--- start of INPUT ROWS ---
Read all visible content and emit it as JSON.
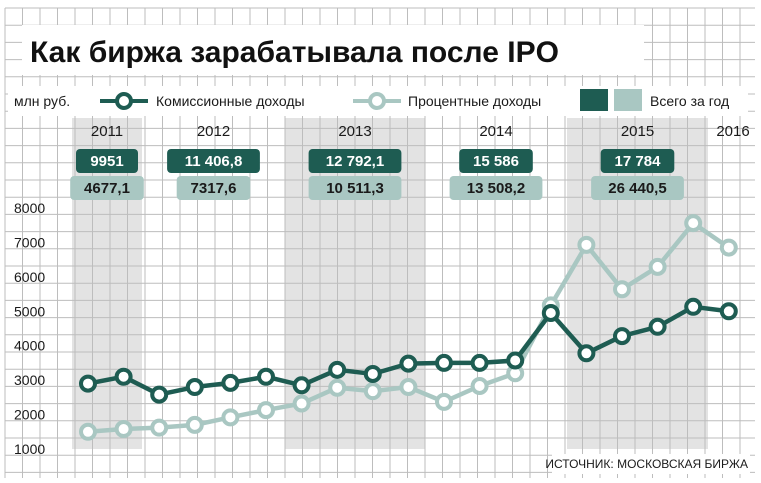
{
  "title": "Как биржа зарабатывала после IPO",
  "unit": "млн руб.",
  "source": "ИСТОЧНИК: МОСКОВСКАЯ БИРЖА",
  "colors": {
    "commission": "#1e5c52",
    "interest": "#a9c7c2",
    "shade": "#e3e3e3",
    "grid": "#bdbdbd"
  },
  "legend": {
    "commission_label": "Комиссионные доходы",
    "interest_label": "Процентные доходы",
    "total_label": "Всего за год"
  },
  "chart_data": {
    "type": "line",
    "title": "Как биржа зарабатывала после IPO",
    "ylabel": "млн руб.",
    "ylim": [
      1000,
      8000
    ],
    "yticks": [
      1000,
      2000,
      3000,
      4000,
      5000,
      6000,
      7000,
      8000
    ],
    "grid": true,
    "legend_position": "top",
    "x_note": "quarterly points from 2011 to 2016",
    "series": [
      {
        "name": "Комиссионные доходы",
        "values": [
          2900,
          3100,
          2580,
          2800,
          2920,
          3100,
          2850,
          3300,
          3180,
          3480,
          3500,
          3500,
          3570,
          4950,
          3780,
          4280,
          4550,
          5130,
          5000
        ]
      },
      {
        "name": "Процентные доходы",
        "values": [
          1500,
          1580,
          1620,
          1700,
          1920,
          2130,
          2320,
          2780,
          2680,
          2800,
          2370,
          2830,
          3200,
          5170,
          6930,
          5640,
          6290,
          7560,
          6850
        ]
      }
    ],
    "annual_totals": [
      {
        "year": "2011",
        "commission": "9951",
        "interest": "4677,1"
      },
      {
        "year": "2012",
        "commission": "11 406,8",
        "interest": "7317,6"
      },
      {
        "year": "2013",
        "commission": "12 792,1",
        "interest": "10 511,3"
      },
      {
        "year": "2014",
        "commission": "15 586",
        "interest": "13 508,2"
      },
      {
        "year": "2015",
        "commission": "17 784",
        "interest": "26 440,5"
      },
      {
        "year": "2016"
      }
    ]
  }
}
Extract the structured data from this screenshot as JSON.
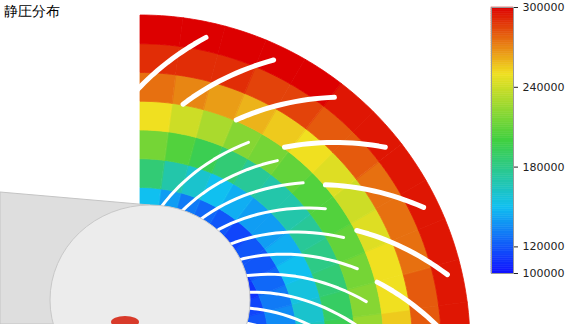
{
  "chart_data": {
    "type": "contour",
    "title": "静圧分布",
    "cells": [
      [
        125000,
        120000,
        115000,
        110000,
        110000,
        105000,
        105000,
        110000,
        110000,
        115000,
        120000,
        130000
      ],
      [
        140000,
        135000,
        130000,
        125000,
        120000,
        120000,
        115000,
        120000,
        125000,
        130000,
        140000,
        150000
      ],
      [
        165000,
        160000,
        155000,
        150000,
        145000,
        140000,
        140000,
        145000,
        150000,
        160000,
        170000,
        185000
      ],
      [
        195000,
        190000,
        185000,
        180000,
        175000,
        170000,
        170000,
        175000,
        185000,
        195000,
        205000,
        215000
      ],
      [
        225000,
        220000,
        215000,
        210000,
        205000,
        205000,
        210000,
        215000,
        220000,
        230000,
        240000,
        250000
      ],
      [
        255000,
        250000,
        250000,
        245000,
        240000,
        245000,
        250000,
        255000,
        260000,
        265000,
        270000,
        275000
      ],
      [
        280000,
        280000,
        275000,
        275000,
        275000,
        280000,
        280000,
        285000,
        285000,
        290000,
        290000,
        290000
      ],
      [
        295000,
        295000,
        295000,
        295000,
        295000,
        295000,
        295000,
        300000,
        300000,
        300000,
        300000,
        300000
      ]
    ],
    "color_range": [
      100000,
      300000
    ],
    "color_ticks": [
      100000,
      120000,
      180000,
      240000,
      300000
    ]
  }
}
--- end of INPUT ROWS ---
Reproduce all of the data exactly; the pictures do not belong in the copy.

Read all visible content and emit it as JSON.
{
  "title": "Как биржа зарабатывала после IPO",
  "unit": "млн руб.",
  "source": "ИСТОЧНИК: МОСКОВСКАЯ БИРЖА",
  "colors": {
    "commission": "#1e5c52",
    "interest": "#a9c7c2",
    "shade": "#e3e3e3",
    "grid": "#bdbdbd"
  },
  "legend": {
    "commission_label": "Комиссионные доходы",
    "interest_label": "Процентные доходы",
    "total_label": "Всего за год"
  },
  "chart_data": {
    "type": "line",
    "title": "Как биржа зарабатывала после IPO",
    "ylabel": "млн руб.",
    "ylim": [
      1000,
      8000
    ],
    "yticks": [
      1000,
      2000,
      3000,
      4000,
      5000,
      6000,
      7000,
      8000
    ],
    "grid": true,
    "legend_position": "top",
    "x_note": "quarterly points from 2011 to 2016",
    "series": [
      {
        "name": "Комиссионные доходы",
        "values": [
          2900,
          3100,
          2580,
          2800,
          2920,
          3100,
          2850,
          3300,
          3180,
          3480,
          3500,
          3500,
          3570,
          4950,
          3780,
          4280,
          4550,
          5130,
          5000
        ]
      },
      {
        "name": "Процентные доходы",
        "values": [
          1500,
          1580,
          1620,
          1700,
          1920,
          2130,
          2320,
          2780,
          2680,
          2800,
          2370,
          2830,
          3200,
          5170,
          6930,
          5640,
          6290,
          7560,
          6850
        ]
      }
    ],
    "annual_totals": [
      {
        "year": "2011",
        "commission": "9951",
        "interest": "4677,1"
      },
      {
        "year": "2012",
        "commission": "11 406,8",
        "interest": "7317,6"
      },
      {
        "year": "2013",
        "commission": "12 792,1",
        "interest": "10 511,3"
      },
      {
        "year": "2014",
        "commission": "15 586",
        "interest": "13 508,2"
      },
      {
        "year": "2015",
        "commission": "17 784",
        "interest": "26 440,5"
      },
      {
        "year": "2016"
      }
    ]
  }
}
Extract the structured data from this screenshot as JSON.
{
  "chart_data": {
    "type": "contour",
    "title": "静圧分布",
    "cells": [
      [
        125000,
        120000,
        115000,
        110000,
        110000,
        105000,
        105000,
        110000,
        110000,
        115000,
        120000,
        130000
      ],
      [
        140000,
        135000,
        130000,
        125000,
        120000,
        120000,
        115000,
        120000,
        125000,
        130000,
        140000,
        150000
      ],
      [
        165000,
        160000,
        155000,
        150000,
        145000,
        140000,
        140000,
        145000,
        150000,
        160000,
        170000,
        185000
      ],
      [
        195000,
        190000,
        185000,
        180000,
        175000,
        170000,
        170000,
        175000,
        185000,
        195000,
        205000,
        215000
      ],
      [
        225000,
        220000,
        215000,
        210000,
        205000,
        205000,
        210000,
        215000,
        220000,
        230000,
        240000,
        250000
      ],
      [
        255000,
        250000,
        250000,
        245000,
        240000,
        245000,
        250000,
        255000,
        260000,
        265000,
        270000,
        275000
      ],
      [
        280000,
        280000,
        275000,
        275000,
        275000,
        280000,
        280000,
        285000,
        285000,
        290000,
        290000,
        290000
      ],
      [
        295000,
        295000,
        295000,
        295000,
        295000,
        295000,
        295000,
        300000,
        300000,
        300000,
        300000,
        300000
      ]
    ],
    "color_range": [
      100000,
      300000
    ],
    "color_ticks": [
      100000,
      120000,
      180000,
      240000,
      300000
    ]
  }
}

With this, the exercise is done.